Aim: Give every entry again, word for word and in full.
--- start Data lines ---
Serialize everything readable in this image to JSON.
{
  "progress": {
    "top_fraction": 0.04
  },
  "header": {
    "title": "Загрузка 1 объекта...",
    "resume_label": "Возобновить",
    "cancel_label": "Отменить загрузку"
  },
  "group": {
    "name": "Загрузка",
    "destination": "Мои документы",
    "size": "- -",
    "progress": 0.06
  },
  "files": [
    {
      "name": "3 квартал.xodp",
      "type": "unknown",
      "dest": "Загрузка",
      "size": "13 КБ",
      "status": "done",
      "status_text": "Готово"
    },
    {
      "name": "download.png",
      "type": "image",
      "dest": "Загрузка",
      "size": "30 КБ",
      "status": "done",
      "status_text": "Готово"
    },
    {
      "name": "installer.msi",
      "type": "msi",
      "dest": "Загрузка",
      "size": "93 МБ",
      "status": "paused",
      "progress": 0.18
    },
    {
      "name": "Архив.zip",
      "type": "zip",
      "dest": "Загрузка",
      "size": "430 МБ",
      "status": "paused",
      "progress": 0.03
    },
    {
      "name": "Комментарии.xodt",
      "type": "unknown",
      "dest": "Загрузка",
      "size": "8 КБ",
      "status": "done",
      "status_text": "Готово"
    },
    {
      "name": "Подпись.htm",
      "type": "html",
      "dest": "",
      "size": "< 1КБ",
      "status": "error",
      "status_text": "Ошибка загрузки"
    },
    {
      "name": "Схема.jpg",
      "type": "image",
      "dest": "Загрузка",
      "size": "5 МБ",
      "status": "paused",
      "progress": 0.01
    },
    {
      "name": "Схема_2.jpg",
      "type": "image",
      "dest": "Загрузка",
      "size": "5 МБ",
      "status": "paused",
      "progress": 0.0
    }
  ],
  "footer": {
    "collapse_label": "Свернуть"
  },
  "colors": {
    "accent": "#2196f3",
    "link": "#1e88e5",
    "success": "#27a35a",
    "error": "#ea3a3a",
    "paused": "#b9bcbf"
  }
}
--- end Data lines ---
Full response:
Serialize everything readable in this image to JSON.
{
  "progress": {
    "top_fraction": 0.04
  },
  "header": {
    "title": "Загрузка 1 объекта...",
    "resume_label": "Возобновить",
    "cancel_label": "Отменить загрузку"
  },
  "group": {
    "name": "Загрузка",
    "destination": "Мои документы",
    "size": "- -",
    "progress": 0.06
  },
  "files": [
    {
      "name": "3 квартал.xodp",
      "type": "unknown",
      "dest": "Загрузка",
      "size": "13 КБ",
      "status": "done",
      "status_text": "Готово"
    },
    {
      "name": "download.png",
      "type": "image",
      "dest": "Загрузка",
      "size": "30 КБ",
      "status": "done",
      "status_text": "Готово"
    },
    {
      "name": "installer.msi",
      "type": "msi",
      "dest": "Загрузка",
      "size": "93 МБ",
      "status": "paused",
      "progress": 0.18
    },
    {
      "name": "Архив.zip",
      "type": "zip",
      "dest": "Загрузка",
      "size": "430 МБ",
      "status": "paused",
      "progress": 0.03
    },
    {
      "name": "Комментарии.xodt",
      "type": "unknown",
      "dest": "Загрузка",
      "size": "8 КБ",
      "status": "done",
      "status_text": "Готово"
    },
    {
      "name": "Подпись.htm",
      "type": "html",
      "dest": "",
      "size": "< 1КБ",
      "status": "error",
      "status_text": "Ошибка загрузки"
    },
    {
      "name": "Схема.jpg",
      "type": "image",
      "dest": "Загрузка",
      "size": "5 МБ",
      "status": "paused",
      "progress": 0.01
    },
    {
      "name": "Схема_2.jpg",
      "type": "image",
      "dest": "Загрузка",
      "size": "5 МБ",
      "status": "paused",
      "progress": 0.0
    }
  ],
  "footer": {
    "collapse_label": "Свернуть"
  },
  "colors": {
    "accent": "#2196f3",
    "link": "#1e88e5",
    "success": "#27a35a",
    "error": "#ea3a3a",
    "paused": "#b9bcbf"
  }
}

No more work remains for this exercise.